• **Given task**
Check each line of the data for "keyword" and select those that have it.

• **Data extracted from a collection**
_ _ _ _ _ _ _

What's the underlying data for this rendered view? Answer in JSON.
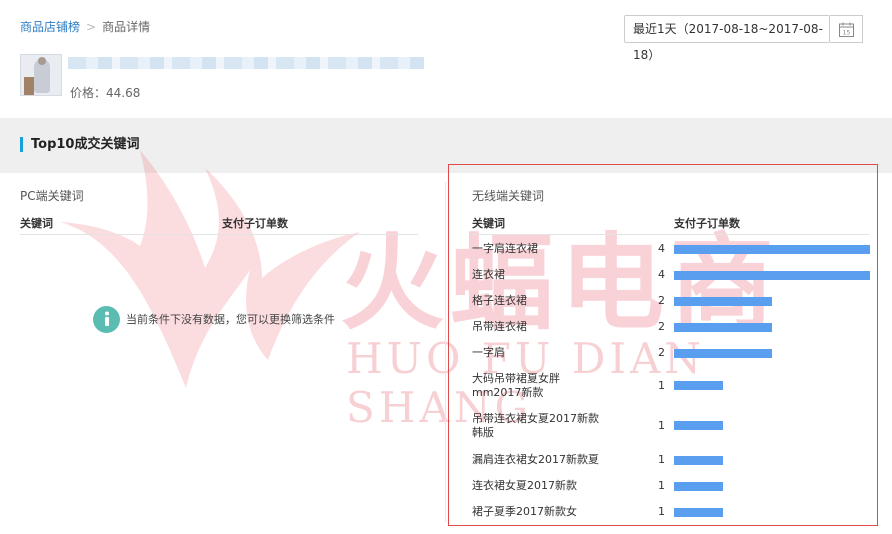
{
  "breadcrumb": {
    "root": "商品店铺榜",
    "separator": ">",
    "current": "商品详情"
  },
  "product": {
    "price_label": "价格：44.68"
  },
  "date_range": {
    "label": "最近1天（2017-08-18~2017-08-18）",
    "calendar_day": "15"
  },
  "section": {
    "title": "Top10成交关键词"
  },
  "pc_panel": {
    "title": "PC端关键词",
    "columns": [
      "关键词",
      "支付子订单数"
    ],
    "empty_message": "当前条件下没有数据，您可以更换筛选条件"
  },
  "mobile_panel": {
    "title": "无线端关键词",
    "columns": [
      "关键词",
      "支付子订单数"
    ],
    "rows": [
      {
        "keyword": "一字肩连衣裙",
        "count": "4",
        "value": 4
      },
      {
        "keyword": "连衣裙",
        "count": "4",
        "value": 4
      },
      {
        "keyword": "格子连衣裙",
        "count": "2",
        "value": 2
      },
      {
        "keyword": "吊带连衣裙",
        "count": "2",
        "value": 2
      },
      {
        "keyword": "一字肩",
        "count": "2",
        "value": 2
      },
      {
        "keyword": "大码吊带裙夏女胖mm2017新款",
        "count": "1",
        "value": 1
      },
      {
        "keyword": "吊带连衣裙女夏2017新款韩版",
        "count": "1",
        "value": 1
      },
      {
        "keyword": "漏肩连衣裙女2017新款夏",
        "count": "1",
        "value": 1
      },
      {
        "keyword": "连衣裙女夏2017新款",
        "count": "1",
        "value": 1
      },
      {
        "keyword": "裙子夏季2017新款女",
        "count": "1",
        "value": 1
      }
    ],
    "max_value": 4
  },
  "watermark": {
    "chinese": "火蝠电商",
    "english": "HUO FU DIAN SHANG"
  },
  "colors": {
    "bar": "#5a9ef0",
    "accent": "#1aa0d8",
    "link": "#2b7cc4",
    "highlight": "#e04a4a",
    "info_icon": "#5bbcb2"
  }
}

_ _ _ _ _ _ _

• **Expected answer**
        "keyword": "一字肩连衣裙",
        "keyword": "连衣裙",
        "keyword": "格子连衣裙",
        "keyword": "吊带连衣裙",
        "keyword": "一字肩",
        "keyword": "大码吊带裙夏女胖mm2017新款",
        "keyword": "吊带连衣裙女夏2017新款韩版",
        "keyword": "漏肩连衣裙女2017新款夏",
        "keyword": "连衣裙女夏2017新款",
        "keyword": "裙子夏季2017新款女",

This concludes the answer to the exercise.